**TRECHO DA PÁGINA**
────

Ao ouvir as notícias dadas, recentemente, pelos jornais, sobre a operação do Exército brasileiro, nas favelas e nos morros do Rio de Janeiro, à procura da pistola e dos dez fuzis FAL calibre 762 que foram subtraídos de uma de suas unidades, algo me soou familiar.

Lembrei-me, imediatamente, das notícias saídas de outras partes do mundo, como aquelas que agitaram o ano de 2003, e que ligaram o esconderijo, pelo Iraque, de potenciais "armas de destruição em massa", à causa principal da invasão daquele país pelos EUA.

Desde aquele período até este momento, em que se assiste o episódio do Rio de Janeiro, verifica-se o velho e, no entanto, sempre novo discurso da aliança com a guerra em defesa da "Paz".

Para fazer a varredura do mal, acaba justificando-se o poder ilimitado do homem. Parece não haver lei que imponha saciedade a esse desejo humano de combater o "mal", sempre localizado no outro.

────

**AMOSTRA DO MATERIAL**

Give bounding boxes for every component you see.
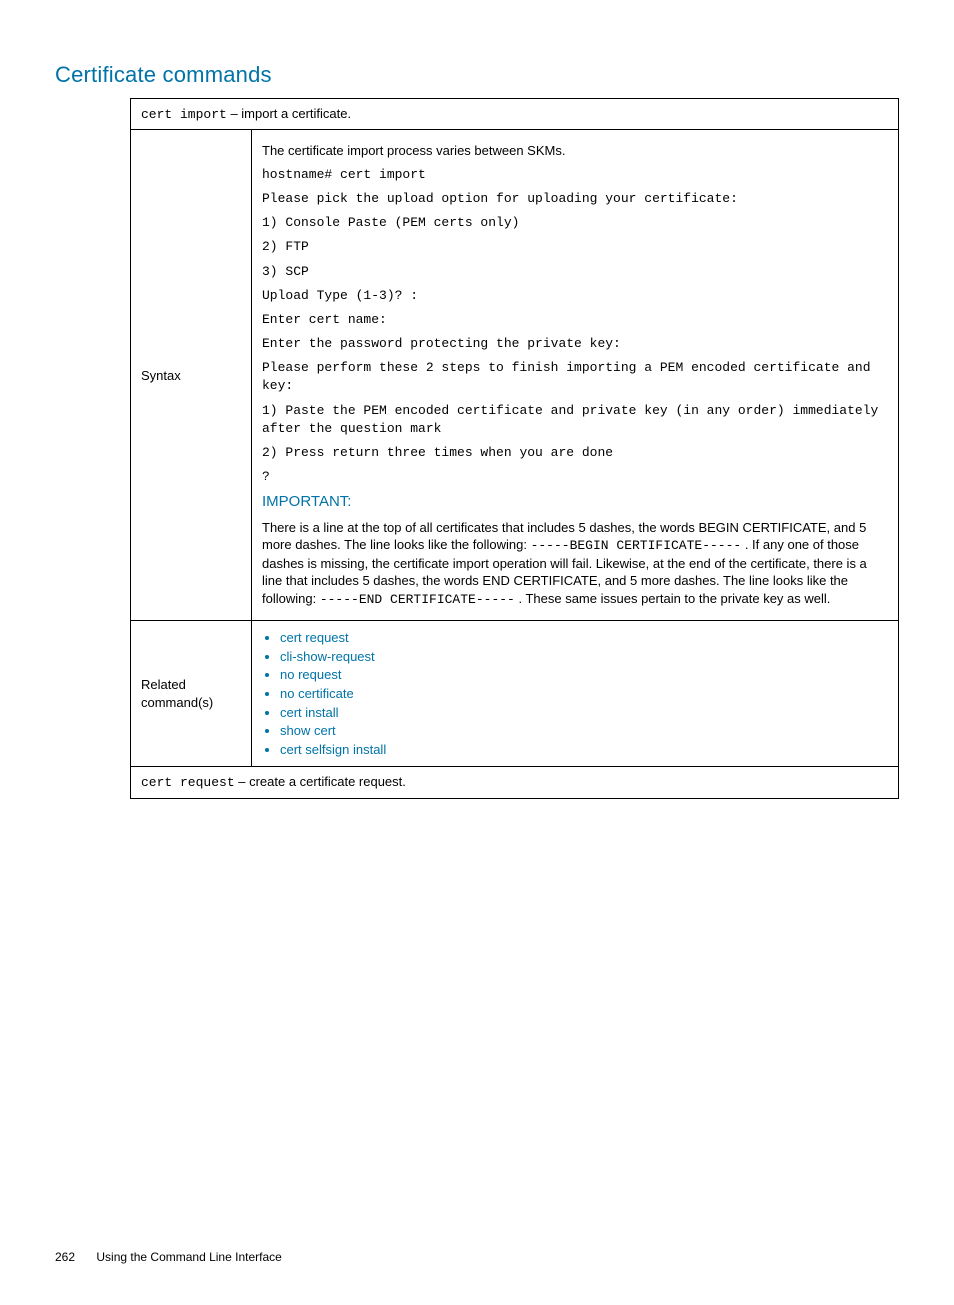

────

**TAREFAS A CUMPRIR**
(1) Responda com base no texto sobre a operação do Exército no Rio de Janeiro:
(a) Que armas foram subtraídas de uma unidade do Exército?
(b) Em que ano as notícias sobre o Iraque agitaram o mundo?
(c) Onde, segundo o texto, o "mal" está sempre localizado?
(2) Prossiga o texto sobre a operação do Exército no Rio de Janeiro a partir da última frase apresentada.

**RESPOSTAS ESPERADAS**
(1)
(a) Uma pistola e dez fuzis FAL calibre 762.
(b) Em 2003.
(c) No outro.

(2)
Pergunto-me qual Direito poderá salvaguardar o mundo, se o homem carrega, em seu interior, um tal complexo de poder, mal trabalhado? Que delicada relação é essa, entre o "homem da Lei" e aquele que está "fora-da-lei", que, de alguma forma, mostra-se tão semelhante? Pois, no mínimo, somos obrigados a admitir que esse "homem da Lei" se deixa atrair pelos mesmos brinquedos e atrações que seduzem o "fora-da-Lei". Ou seria outra coisa o fato de aquele homem querer combater o problema utilizando-se da mesma força e da mesma medida que da atitude deste fazem parte?


A psicologia - o trabalho com a "sombra"

Reconhecer o que existe no outro e que a "mim" também pertence, embora deseje não possuir, é trabalho complicado e difícil, realizado apenas por alguns. Por isso, o mundo está tão confuso: ou seja, pelo excesso de pessoas que não conseguem entender que aquilo que elas querem constitui uma contradição. Isto é, desejam acabar com o poder dos traficantes, e dos "bandidos", a exemplo do que se tenta fazer dentro das favelas do Rio, porém com o uso de uma força e de um poder talvez ainda maior.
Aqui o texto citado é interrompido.